Copy all the entries below exactly, but not the pictures.

* **MATERIAL**:
-*-
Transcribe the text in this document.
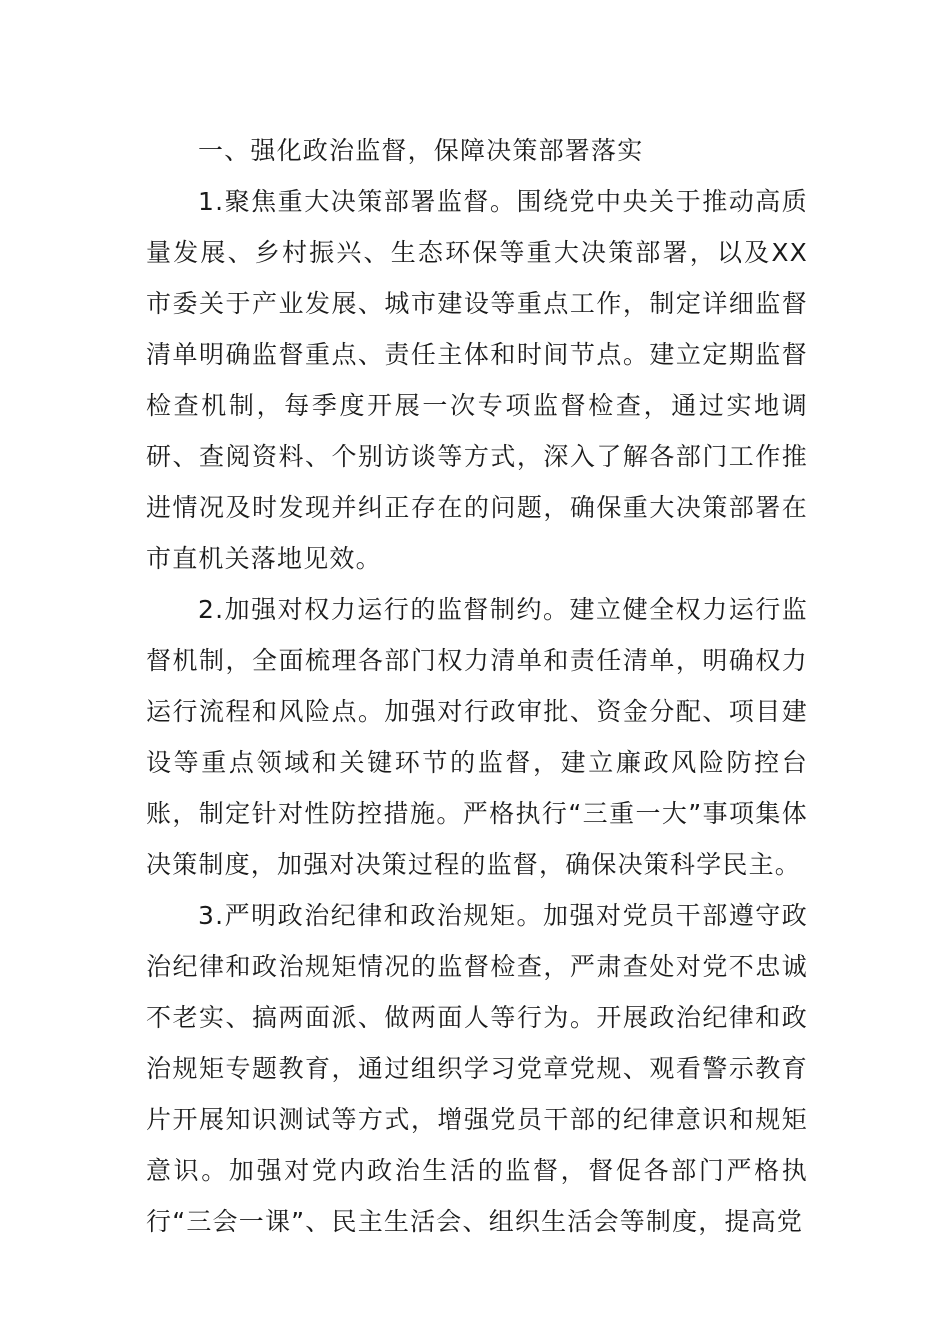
一、强化政治监督，保障决策部署落实

1.聚焦重大决策部署监督。围绕党中央关于推动高质量发展、乡村振兴、生态环保等重大决策部署，以及XX市委关于产业发展、城市建设等重点工作，制定详细监督清单明确监督重点、责任主体和时间节点。建立定期监督检查机制，每季度开展一次专项监督检查，通过实地调研、查阅资料、个别访谈等方式，深入了解各部门工作推进情况及时发现并纠正存在的问题，确保重大决策部署在市直机关落地见效。

2.加强对权力运行的监督制约。建立健全权力运行监督机制，全面梳理各部门权力清单和责任清单，明确权力运行流程和风险点。加强对行政审批、资金分配、项目建设等重点领域和关键环节的监督，建立廉政风险防控台账，制定针对性防控措施。严格执行“三重一大”事项集体决策制度，加强对决策过程的监督，确保决策科学民主。

3.严明政治纪律和政治规矩。加强对党员干部遵守政治纪律和政治规矩情况的监督检查，严肃查处对党不忠诚不老实、搞两面派、做两面人等行为。开展政治纪律和政治规矩专题教育，通过组织学习党章党规、观看警示教育片开展知识测试等方式，增强党员干部的纪律意识和规矩意识。加强对党内政治生活的监督，督促各部门严格执行“三会一课”、民主生活会、组织生活会等制度，提高党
-*-
* **THE SOLUTION**:
Transcribe the text in this document.
一、强化政治监督，保障决策部署落实

1.聚焦重大决策部署监督。围绕党中央关于推动高质量发展、乡村振兴、生态环保等重大决策部署，以及XX市委关于产业发展、城市建设等重点工作，制定详细监督清单明确监督重点、责任主体和时间节点。建立定期监督检查机制，每季度开展一次专项监督检查，通过实地调研、查阅资料、个别访谈等方式，深入了解各部门工作推进情况及时发现并纠正存在的问题，确保重大决策部署在市直机关落地见效。

2.加强对权力运行的监督制约。建立健全权力运行监督机制，全面梳理各部门权力清单和责任清单，明确权力运行流程和风险点。加强对行政审批、资金分配、项目建设等重点领域和关键环节的监督，建立廉政风险防控台账，制定针对性防控措施。严格执行“三重一大”事项集体决策制度，加强对决策过程的监督，确保决策科学民主。

3.严明政治纪律和政治规矩。加强对党员干部遵守政治纪律和政治规矩情况的监督检查，严肃查处对党不忠诚不老实、搞两面派、做两面人等行为。开展政治纪律和政治规矩专题教育，通过组织学习党章党规、观看警示教育片开展知识测试等方式，增强党员干部的纪律意识和规矩意识。加强对党内政治生活的监督，督促各部门严格执行“三会一课”、民主生活会、组织生活会等制度，提高党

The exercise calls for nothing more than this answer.